START RECORDS SUPPLIED
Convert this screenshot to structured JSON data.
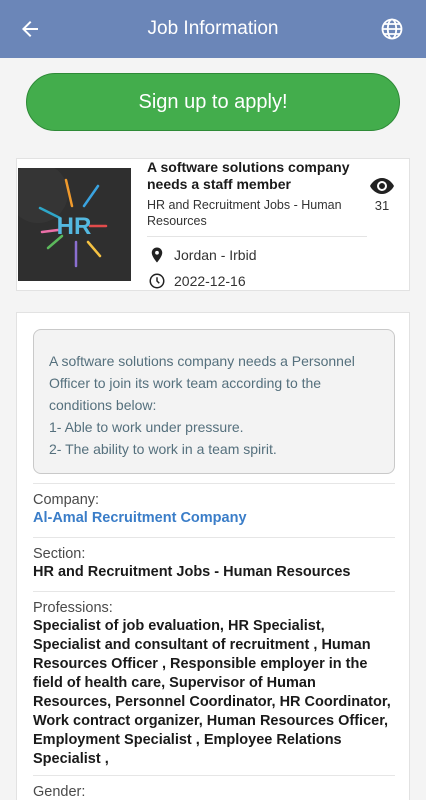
{
  "header": {
    "title": "Job Information"
  },
  "apply_button": "Sign up to apply!",
  "job": {
    "headline": "A software solutions company needs a staff member",
    "category": "HR and Recruitment Jobs - Human Resources",
    "location": "Jordan - Irbid",
    "date": "2022-12-16",
    "views": "31",
    "thumb_text": "HR"
  },
  "description": [
    "A software solutions company needs a Personnel Officer to join its work team according to the conditions below:",
    "1- Able to work under pressure.",
    "2- The ability to work in a team spirit."
  ],
  "fields": {
    "company_label": "Company:",
    "company_value": "Al-Amal Recruitment Company",
    "section_label": "Section:",
    "section_value": "HR and Recruitment Jobs - Human Resources",
    "professions_label": "Professions:",
    "professions_value": "Specialist of job evaluation, HR Specialist, Specialist and consultant of recruitment , Human Resources Officer , Responsible employer in the field of health care, Supervisor of Human Resources, Personnel Coordinator,  HR Coordinator, Work contract organizer, Human Resources Officer, Employment Specialist , Employee Relations Specialist ,",
    "gender_label": "Gender:"
  },
  "colors": {
    "appbar": "#6b86b8",
    "apply": "#43ad4c",
    "link": "#3a7dc8"
  }
}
END RECORDS SUPPLIED
#### TASK INSTRUCTIONS
Quote the data above in full and without alteration; skip the pictures.

#### SOLVED EXERCISE
Convert this screenshot to structured JSON data.
{
  "header": {
    "title": "Job Information"
  },
  "apply_button": "Sign up to apply!",
  "job": {
    "headline": "A software solutions company needs a staff member",
    "category": "HR and Recruitment Jobs - Human Resources",
    "location": "Jordan - Irbid",
    "date": "2022-12-16",
    "views": "31",
    "thumb_text": "HR"
  },
  "description": [
    "A software solutions company needs a Personnel Officer to join its work team according to the conditions below:",
    "1- Able to work under pressure.",
    "2- The ability to work in a team spirit."
  ],
  "fields": {
    "company_label": "Company:",
    "company_value": "Al-Amal Recruitment Company",
    "section_label": "Section:",
    "section_value": "HR and Recruitment Jobs - Human Resources",
    "professions_label": "Professions:",
    "professions_value": "Specialist of job evaluation, HR Specialist, Specialist and consultant of recruitment , Human Resources Officer , Responsible employer in the field of health care, Supervisor of Human Resources, Personnel Coordinator,  HR Coordinator, Work contract organizer, Human Resources Officer, Employment Specialist , Employee Relations Specialist ,",
    "gender_label": "Gender:"
  },
  "colors": {
    "appbar": "#6b86b8",
    "apply": "#43ad4c",
    "link": "#3a7dc8"
  }
}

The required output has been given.